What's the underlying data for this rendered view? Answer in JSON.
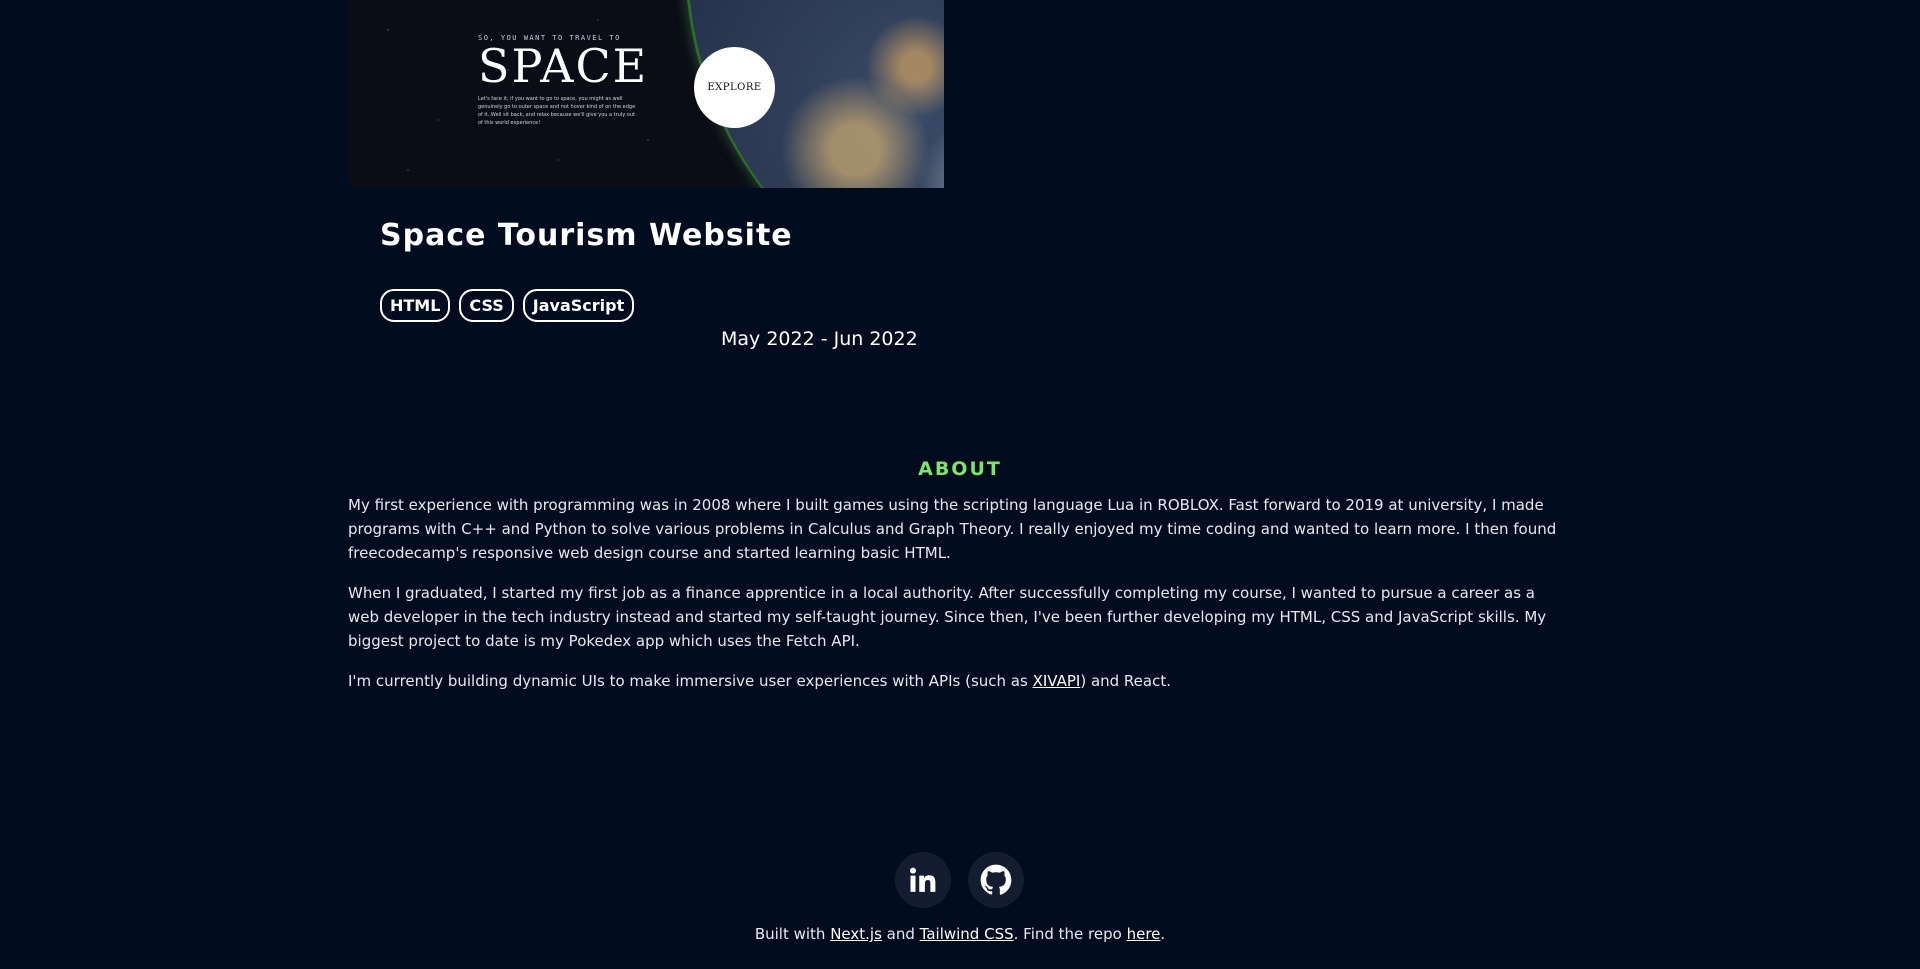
{
  "project": {
    "image": {
      "eyebrow": "SO, YOU WANT TO TRAVEL TO",
      "title": "SPACE",
      "text": "Let's face it; if you want to go to space, you might as well genuinely go to outer space and not hover kind of on the edge of it. Well sit back, and relax because we'll give you a truly out of this world experience!",
      "explore_label": "EXPLORE"
    },
    "title": "Space Tourism Website",
    "tags": [
      "HTML",
      "CSS",
      "JavaScript"
    ],
    "date_range": "May 2022 - Jun 2022"
  },
  "about": {
    "heading": "ABOUT",
    "p1": "My first experience with programming was in 2008 where I built games using the scripting language Lua in ROBLOX. Fast forward to 2019 at university, I made programs with C++ and Python to solve various problems in Calculus and Graph Theory. I really enjoyed my time coding and wanted to learn more. I then found freecodecamp's responsive web design course and started learning basic HTML.",
    "p2": "When I graduated, I started my first job as a finance apprentice in a local authority. After successfully completing my course, I wanted to pursue a career as a web developer in the tech industry instead and started my self-taught journey. Since then, I've been further developing my HTML, CSS and JavaScript skills. My biggest project to date is my Pokedex app which uses the Fetch API.",
    "p3_before": "I'm currently building dynamic UIs to make immersive user experiences with APIs (such as ",
    "p3_link": "XIVAPI",
    "p3_after": ") and React."
  },
  "socials": {
    "linkedin_icon": "linkedin-icon",
    "github_icon": "github-icon"
  },
  "footer": {
    "built_with": "Built with ",
    "nextjs": "Next.js",
    "and": " and ",
    "tailwind": "Tailwind CSS",
    "find_repo": ". Find the repo ",
    "here": "here",
    "period": "."
  },
  "colors": {
    "background": "#020c1f",
    "accent": "#7ee36b"
  }
}
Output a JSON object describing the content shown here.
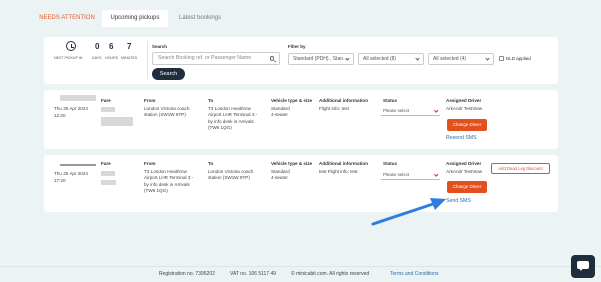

┄┄┄┄┄┄┄┄┄┄

Task to complete | Look through the data above. Each line containing the word "this" needs to be copied.

Correct answer |
What's the underlying data for this rendered view? Answer in JSON.
      "text": "Let's face it; if you want to go to space, you might as well genuinely go to outer space and not hover kind of on the edge of it. Well sit back, and relax because we'll give you a truly out of this world experience!",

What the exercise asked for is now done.